(Stored data entries)
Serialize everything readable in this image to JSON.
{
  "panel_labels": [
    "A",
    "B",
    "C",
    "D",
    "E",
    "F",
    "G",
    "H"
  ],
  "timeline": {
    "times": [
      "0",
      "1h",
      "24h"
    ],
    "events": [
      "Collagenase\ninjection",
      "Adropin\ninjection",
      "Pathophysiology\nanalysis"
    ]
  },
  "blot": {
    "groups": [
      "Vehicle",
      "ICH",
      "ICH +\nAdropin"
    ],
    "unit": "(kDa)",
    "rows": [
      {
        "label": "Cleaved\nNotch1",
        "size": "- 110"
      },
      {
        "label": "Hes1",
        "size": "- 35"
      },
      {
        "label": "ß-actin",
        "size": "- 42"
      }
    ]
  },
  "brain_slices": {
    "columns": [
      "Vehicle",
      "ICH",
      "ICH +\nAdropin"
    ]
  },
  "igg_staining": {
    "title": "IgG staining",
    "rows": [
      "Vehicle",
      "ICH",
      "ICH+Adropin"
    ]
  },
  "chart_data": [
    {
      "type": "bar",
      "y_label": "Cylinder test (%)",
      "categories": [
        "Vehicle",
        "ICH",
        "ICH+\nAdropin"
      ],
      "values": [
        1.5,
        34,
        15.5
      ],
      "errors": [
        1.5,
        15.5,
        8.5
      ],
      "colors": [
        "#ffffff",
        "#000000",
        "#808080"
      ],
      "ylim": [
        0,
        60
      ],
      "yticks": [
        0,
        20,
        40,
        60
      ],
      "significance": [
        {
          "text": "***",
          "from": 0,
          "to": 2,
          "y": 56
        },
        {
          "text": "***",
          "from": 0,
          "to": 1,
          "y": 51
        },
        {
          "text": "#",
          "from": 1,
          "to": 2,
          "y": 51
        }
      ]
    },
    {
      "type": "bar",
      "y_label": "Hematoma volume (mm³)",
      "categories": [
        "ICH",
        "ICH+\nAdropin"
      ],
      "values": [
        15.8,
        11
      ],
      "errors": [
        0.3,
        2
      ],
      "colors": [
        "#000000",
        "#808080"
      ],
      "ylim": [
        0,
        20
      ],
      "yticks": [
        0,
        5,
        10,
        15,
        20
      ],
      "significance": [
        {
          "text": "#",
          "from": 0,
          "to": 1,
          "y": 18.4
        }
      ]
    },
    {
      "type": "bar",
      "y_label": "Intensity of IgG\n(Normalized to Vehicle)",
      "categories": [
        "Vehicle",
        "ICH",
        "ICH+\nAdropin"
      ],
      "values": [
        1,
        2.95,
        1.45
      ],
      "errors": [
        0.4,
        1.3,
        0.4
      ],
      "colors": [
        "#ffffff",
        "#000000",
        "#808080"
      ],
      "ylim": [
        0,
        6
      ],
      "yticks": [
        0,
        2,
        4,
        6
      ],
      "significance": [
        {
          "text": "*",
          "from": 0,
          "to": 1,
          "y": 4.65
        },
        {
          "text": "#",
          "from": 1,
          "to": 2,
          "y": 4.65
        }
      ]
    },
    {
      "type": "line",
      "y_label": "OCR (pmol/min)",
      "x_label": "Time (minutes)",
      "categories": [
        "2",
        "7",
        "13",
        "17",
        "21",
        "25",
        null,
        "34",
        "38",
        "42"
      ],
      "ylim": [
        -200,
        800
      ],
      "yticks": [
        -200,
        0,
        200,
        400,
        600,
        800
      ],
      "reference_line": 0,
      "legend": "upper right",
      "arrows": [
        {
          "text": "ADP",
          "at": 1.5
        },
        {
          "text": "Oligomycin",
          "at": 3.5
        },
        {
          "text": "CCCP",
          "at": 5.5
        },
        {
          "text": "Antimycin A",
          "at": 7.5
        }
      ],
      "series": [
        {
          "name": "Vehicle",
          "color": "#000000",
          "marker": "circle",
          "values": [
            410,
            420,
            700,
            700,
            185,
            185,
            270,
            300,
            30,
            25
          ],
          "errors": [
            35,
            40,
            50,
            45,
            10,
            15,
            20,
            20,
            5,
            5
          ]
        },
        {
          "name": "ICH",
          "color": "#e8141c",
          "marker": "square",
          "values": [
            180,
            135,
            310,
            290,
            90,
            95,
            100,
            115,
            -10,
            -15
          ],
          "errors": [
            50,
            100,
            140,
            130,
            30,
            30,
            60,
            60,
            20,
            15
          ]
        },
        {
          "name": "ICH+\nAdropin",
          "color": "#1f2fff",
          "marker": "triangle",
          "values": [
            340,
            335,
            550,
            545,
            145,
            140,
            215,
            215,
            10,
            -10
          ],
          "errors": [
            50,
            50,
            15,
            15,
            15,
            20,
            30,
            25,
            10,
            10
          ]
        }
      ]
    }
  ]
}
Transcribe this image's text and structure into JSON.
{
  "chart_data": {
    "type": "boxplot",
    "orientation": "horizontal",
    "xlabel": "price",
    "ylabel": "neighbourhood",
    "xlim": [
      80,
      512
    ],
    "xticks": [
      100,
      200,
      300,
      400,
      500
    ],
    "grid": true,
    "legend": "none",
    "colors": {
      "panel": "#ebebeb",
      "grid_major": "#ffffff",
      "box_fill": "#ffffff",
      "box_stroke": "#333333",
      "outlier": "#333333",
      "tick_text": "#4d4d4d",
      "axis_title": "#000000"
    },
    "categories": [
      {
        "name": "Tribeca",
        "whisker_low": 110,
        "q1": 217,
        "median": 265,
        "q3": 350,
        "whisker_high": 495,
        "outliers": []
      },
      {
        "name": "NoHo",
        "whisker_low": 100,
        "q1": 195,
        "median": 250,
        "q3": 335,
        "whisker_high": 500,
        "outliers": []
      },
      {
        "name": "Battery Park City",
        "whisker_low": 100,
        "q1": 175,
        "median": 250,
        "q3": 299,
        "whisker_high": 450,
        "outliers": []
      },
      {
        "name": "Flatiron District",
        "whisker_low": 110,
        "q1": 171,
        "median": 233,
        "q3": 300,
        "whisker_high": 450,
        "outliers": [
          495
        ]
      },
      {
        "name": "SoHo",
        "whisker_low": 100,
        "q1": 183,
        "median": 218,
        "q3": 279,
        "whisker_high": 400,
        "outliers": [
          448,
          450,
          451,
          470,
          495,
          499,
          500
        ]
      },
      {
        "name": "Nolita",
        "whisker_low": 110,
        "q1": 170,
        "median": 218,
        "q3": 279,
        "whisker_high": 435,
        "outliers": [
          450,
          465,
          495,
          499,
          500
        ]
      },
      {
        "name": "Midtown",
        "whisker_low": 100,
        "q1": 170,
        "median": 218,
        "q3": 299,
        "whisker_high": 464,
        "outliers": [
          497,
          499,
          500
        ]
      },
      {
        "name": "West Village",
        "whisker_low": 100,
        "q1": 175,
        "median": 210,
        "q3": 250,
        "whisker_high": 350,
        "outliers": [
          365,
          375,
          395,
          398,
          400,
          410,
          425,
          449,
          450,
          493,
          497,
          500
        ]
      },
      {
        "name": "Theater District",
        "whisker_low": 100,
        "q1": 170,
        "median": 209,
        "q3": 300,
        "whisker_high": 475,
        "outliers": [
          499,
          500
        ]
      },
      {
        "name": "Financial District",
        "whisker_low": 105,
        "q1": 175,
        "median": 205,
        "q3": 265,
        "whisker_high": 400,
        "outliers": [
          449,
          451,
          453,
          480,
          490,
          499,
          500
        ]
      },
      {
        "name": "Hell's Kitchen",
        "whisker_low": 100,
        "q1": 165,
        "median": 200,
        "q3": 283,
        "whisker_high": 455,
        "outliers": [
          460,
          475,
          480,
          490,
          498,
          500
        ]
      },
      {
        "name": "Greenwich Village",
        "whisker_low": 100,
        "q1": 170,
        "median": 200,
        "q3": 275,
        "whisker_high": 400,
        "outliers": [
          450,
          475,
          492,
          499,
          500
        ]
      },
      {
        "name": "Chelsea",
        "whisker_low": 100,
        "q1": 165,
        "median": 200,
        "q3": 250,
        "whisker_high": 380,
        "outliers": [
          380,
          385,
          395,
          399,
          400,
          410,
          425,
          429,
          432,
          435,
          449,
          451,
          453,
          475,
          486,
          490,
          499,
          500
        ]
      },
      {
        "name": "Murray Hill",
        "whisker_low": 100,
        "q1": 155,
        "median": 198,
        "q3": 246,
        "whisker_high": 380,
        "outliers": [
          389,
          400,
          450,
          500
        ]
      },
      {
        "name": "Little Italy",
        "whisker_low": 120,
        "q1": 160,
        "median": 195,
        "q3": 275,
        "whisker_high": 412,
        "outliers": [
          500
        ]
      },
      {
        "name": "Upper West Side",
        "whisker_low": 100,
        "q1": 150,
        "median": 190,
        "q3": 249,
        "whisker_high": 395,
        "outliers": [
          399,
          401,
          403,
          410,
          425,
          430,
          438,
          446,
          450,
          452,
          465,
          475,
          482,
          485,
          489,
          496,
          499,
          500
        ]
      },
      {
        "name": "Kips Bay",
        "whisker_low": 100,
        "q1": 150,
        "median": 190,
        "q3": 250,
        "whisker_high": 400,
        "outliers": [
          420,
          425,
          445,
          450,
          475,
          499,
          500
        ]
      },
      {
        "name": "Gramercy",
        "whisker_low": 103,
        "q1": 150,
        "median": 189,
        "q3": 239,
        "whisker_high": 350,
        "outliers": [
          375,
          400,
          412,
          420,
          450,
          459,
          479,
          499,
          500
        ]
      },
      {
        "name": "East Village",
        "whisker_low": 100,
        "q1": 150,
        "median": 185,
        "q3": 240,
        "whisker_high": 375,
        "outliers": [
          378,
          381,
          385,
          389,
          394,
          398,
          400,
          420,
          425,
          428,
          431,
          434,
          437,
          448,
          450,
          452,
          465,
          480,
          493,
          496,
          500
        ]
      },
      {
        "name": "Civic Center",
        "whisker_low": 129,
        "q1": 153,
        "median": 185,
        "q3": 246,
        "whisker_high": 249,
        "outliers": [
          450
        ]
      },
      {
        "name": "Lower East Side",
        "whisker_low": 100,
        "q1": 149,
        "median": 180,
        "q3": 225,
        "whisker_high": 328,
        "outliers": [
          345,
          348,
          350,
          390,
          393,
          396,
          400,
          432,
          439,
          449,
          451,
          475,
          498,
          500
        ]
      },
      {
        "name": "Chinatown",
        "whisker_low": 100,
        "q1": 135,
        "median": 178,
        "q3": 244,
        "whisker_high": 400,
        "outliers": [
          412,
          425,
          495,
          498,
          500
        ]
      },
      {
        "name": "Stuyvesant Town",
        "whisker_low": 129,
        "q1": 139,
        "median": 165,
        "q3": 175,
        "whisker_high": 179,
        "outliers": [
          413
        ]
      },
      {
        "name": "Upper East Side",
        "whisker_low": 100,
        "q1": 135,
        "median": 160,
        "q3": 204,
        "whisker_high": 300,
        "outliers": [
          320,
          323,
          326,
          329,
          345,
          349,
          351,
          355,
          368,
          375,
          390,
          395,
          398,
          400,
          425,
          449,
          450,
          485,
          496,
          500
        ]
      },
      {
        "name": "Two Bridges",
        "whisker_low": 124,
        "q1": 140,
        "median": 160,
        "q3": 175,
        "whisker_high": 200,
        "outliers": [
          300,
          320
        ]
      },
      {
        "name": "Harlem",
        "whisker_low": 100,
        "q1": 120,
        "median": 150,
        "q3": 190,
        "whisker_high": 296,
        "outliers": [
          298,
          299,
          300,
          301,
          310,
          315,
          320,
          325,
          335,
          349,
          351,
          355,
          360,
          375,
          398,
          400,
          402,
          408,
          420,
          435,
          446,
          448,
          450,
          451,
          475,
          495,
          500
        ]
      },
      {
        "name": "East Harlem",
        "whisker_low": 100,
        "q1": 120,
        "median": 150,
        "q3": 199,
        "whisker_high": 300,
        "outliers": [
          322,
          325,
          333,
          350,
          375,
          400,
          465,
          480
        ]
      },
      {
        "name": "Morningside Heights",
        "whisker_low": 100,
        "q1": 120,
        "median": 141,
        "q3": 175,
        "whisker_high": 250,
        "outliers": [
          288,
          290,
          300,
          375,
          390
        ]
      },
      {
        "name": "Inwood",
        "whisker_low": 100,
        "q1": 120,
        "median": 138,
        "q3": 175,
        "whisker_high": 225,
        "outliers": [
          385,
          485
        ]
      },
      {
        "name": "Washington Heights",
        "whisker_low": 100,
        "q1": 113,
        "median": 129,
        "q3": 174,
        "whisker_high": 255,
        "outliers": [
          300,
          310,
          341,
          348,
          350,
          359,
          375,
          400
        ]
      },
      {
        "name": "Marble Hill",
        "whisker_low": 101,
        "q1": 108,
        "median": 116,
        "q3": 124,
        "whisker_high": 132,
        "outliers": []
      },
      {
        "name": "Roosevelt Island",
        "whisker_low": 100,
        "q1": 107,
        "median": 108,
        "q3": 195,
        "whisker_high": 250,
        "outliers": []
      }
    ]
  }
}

Problem to work on:
Find each line with the string "marker" and copy it out.

Result:
          "marker": "circle",
          "marker": "square",
          "marker": "triangle",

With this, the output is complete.